Write out all the entries word for word, but skip any images.

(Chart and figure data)
......
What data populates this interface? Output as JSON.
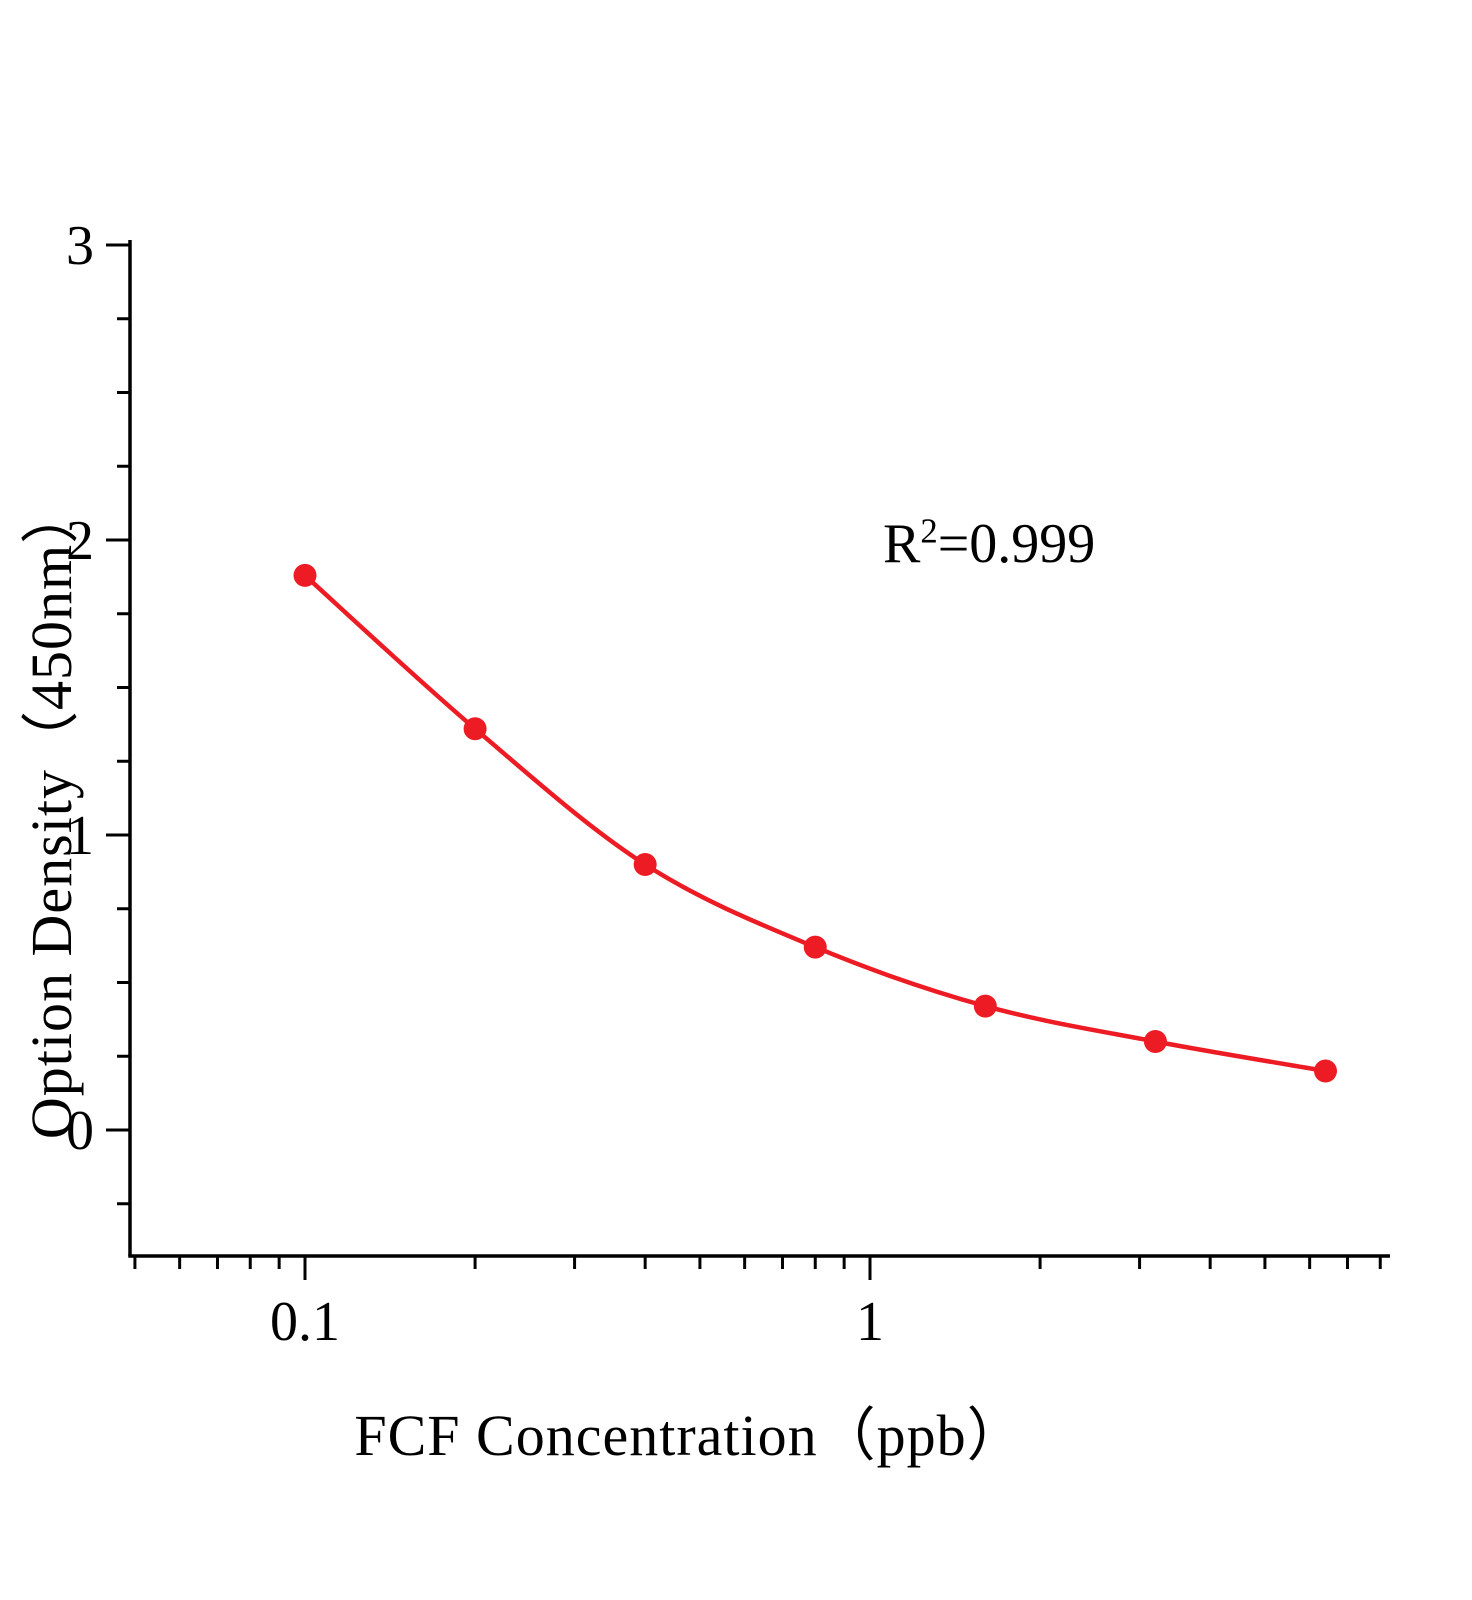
{
  "figure": {
    "xlabel": "FCF Concentration（ppb）",
    "ylabel": "Option Density（450nm）",
    "annotation": {
      "base": "R",
      "sup": "2",
      "rest": "=0.999"
    }
  },
  "chart_data": {
    "type": "scatter",
    "title": "",
    "xlabel": "FCF Concentration（ppb）",
    "ylabel": "Option Density（450nm）",
    "x_scale": "log",
    "x": [
      0.1,
      0.2,
      0.4,
      0.8,
      1.6,
      3.2,
      6.4
    ],
    "y": [
      1.88,
      1.36,
      0.9,
      0.62,
      0.42,
      0.3,
      0.2
    ],
    "fit_line": "smooth 4PL-style curve through all points",
    "annotation_text": "R2=0.999",
    "r_squared": 0.999,
    "xlim": [
      0.05,
      8.3
    ],
    "ylim": [
      -0.43,
      3.02
    ],
    "x_ticks": [
      0.1,
      1
    ],
    "x_tick_labels": [
      "0.1",
      "1"
    ],
    "y_ticks": [
      0,
      1,
      2,
      3
    ],
    "y_tick_labels": [
      "0",
      "1",
      "2",
      "3"
    ],
    "grid": false,
    "legend": false,
    "line_color": "#ed1c24",
    "marker_color": "#ed1c24",
    "axis_color": "#000000"
  }
}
......
RESPONSE TO THE TASK
What data populates this interface? Output as JSON.
{
  "figure": {
    "xlabel": "FCF Concentration（ppb）",
    "ylabel": "Option Density（450nm）",
    "annotation": {
      "base": "R",
      "sup": "2",
      "rest": "=0.999"
    }
  },
  "chart_data": {
    "type": "scatter",
    "title": "",
    "xlabel": "FCF Concentration（ppb）",
    "ylabel": "Option Density（450nm）",
    "x_scale": "log",
    "x": [
      0.1,
      0.2,
      0.4,
      0.8,
      1.6,
      3.2,
      6.4
    ],
    "y": [
      1.88,
      1.36,
      0.9,
      0.62,
      0.42,
      0.3,
      0.2
    ],
    "fit_line": "smooth 4PL-style curve through all points",
    "annotation_text": "R2=0.999",
    "r_squared": 0.999,
    "xlim": [
      0.05,
      8.3
    ],
    "ylim": [
      -0.43,
      3.02
    ],
    "x_ticks": [
      0.1,
      1
    ],
    "x_tick_labels": [
      "0.1",
      "1"
    ],
    "y_ticks": [
      0,
      1,
      2,
      3
    ],
    "y_tick_labels": [
      "0",
      "1",
      "2",
      "3"
    ],
    "grid": false,
    "legend": false,
    "line_color": "#ed1c24",
    "marker_color": "#ed1c24",
    "axis_color": "#000000"
  }
}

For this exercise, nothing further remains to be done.